---------- Record extracts

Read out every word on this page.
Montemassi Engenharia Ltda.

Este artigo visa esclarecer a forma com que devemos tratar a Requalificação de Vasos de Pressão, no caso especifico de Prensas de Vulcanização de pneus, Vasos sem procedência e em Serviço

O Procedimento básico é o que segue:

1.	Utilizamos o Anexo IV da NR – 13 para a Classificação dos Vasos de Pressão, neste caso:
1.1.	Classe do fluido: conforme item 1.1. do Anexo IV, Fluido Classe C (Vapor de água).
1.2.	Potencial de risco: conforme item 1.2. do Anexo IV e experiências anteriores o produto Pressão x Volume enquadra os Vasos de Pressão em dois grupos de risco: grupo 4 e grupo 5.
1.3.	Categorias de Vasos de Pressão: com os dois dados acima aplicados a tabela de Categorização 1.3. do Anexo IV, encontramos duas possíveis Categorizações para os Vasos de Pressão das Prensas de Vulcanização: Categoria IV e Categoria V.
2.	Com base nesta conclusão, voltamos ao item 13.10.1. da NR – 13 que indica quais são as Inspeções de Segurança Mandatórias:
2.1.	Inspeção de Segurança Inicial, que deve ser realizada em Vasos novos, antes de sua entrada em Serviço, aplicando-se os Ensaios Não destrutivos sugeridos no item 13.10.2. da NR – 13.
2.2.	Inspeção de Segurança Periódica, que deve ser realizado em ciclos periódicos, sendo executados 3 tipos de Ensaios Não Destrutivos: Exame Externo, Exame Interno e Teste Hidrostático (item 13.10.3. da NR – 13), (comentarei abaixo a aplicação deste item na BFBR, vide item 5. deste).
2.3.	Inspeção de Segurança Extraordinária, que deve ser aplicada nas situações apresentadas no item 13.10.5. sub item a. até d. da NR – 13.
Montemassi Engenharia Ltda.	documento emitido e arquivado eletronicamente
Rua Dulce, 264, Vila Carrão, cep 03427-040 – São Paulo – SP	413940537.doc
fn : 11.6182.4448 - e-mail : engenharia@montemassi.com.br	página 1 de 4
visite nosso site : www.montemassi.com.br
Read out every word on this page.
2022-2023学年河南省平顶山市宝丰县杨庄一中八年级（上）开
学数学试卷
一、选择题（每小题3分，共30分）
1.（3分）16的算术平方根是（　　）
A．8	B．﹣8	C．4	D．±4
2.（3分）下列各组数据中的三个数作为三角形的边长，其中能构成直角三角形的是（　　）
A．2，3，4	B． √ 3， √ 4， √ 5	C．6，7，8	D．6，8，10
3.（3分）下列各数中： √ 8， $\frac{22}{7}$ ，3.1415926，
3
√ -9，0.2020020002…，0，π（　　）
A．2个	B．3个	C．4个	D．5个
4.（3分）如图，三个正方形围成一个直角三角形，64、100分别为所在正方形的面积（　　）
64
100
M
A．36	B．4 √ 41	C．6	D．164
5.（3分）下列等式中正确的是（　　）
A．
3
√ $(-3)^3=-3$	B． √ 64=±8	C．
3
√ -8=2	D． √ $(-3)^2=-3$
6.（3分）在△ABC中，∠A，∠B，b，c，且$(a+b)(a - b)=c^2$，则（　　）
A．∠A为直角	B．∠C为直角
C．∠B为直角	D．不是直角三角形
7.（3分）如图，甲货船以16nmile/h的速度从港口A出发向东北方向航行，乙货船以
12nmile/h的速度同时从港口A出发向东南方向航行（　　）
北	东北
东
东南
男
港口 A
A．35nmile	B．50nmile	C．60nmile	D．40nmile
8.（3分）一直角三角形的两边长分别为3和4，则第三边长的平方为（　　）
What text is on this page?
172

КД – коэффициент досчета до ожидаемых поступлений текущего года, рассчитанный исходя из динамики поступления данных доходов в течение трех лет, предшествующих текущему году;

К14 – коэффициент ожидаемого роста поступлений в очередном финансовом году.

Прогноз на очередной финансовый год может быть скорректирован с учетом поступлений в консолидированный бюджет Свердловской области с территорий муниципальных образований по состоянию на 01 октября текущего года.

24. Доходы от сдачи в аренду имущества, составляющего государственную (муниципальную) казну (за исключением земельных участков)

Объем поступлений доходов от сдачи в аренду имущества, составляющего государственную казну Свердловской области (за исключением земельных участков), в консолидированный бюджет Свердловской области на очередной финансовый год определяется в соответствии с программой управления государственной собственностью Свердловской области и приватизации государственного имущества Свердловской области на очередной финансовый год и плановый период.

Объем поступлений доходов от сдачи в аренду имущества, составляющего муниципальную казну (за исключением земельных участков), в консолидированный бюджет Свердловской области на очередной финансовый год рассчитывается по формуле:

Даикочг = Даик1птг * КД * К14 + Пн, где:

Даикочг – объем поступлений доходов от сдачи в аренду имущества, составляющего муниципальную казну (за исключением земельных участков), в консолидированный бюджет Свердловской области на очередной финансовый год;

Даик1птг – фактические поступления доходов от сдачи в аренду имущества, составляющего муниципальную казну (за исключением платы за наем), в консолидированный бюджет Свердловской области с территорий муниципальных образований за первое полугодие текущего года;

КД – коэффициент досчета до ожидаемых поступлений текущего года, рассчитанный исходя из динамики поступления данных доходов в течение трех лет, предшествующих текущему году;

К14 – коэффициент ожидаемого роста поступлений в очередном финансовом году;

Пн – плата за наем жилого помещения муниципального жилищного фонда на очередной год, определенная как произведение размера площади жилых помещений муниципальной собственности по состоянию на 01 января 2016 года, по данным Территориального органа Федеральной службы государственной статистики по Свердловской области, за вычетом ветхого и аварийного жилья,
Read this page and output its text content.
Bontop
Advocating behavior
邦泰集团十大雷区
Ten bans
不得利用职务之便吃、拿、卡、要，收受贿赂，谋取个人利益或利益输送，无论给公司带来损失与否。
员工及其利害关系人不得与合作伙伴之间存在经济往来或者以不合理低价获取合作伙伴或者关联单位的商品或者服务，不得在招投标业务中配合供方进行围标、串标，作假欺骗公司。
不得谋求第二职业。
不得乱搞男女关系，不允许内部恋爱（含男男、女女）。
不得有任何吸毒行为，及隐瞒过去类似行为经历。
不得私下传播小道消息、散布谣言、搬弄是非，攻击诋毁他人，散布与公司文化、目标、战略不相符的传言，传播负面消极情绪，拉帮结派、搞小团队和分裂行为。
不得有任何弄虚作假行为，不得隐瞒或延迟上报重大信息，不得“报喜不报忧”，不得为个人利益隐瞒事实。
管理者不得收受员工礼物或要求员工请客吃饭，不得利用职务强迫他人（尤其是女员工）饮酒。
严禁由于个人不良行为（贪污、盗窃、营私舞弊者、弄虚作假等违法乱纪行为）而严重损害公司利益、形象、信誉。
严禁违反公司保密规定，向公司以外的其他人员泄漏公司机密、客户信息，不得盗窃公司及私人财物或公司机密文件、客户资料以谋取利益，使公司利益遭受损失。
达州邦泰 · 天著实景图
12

--------------------

What is required> Identify each line in the records above that contains the word "финансовом", and copy it out in full.

Exercise answer>
К14 – коэффициент ожидаемого роста поступлений в очередном финансовом году.
К14 – коэффициент ожидаемого роста поступлений в очередном финансовом году;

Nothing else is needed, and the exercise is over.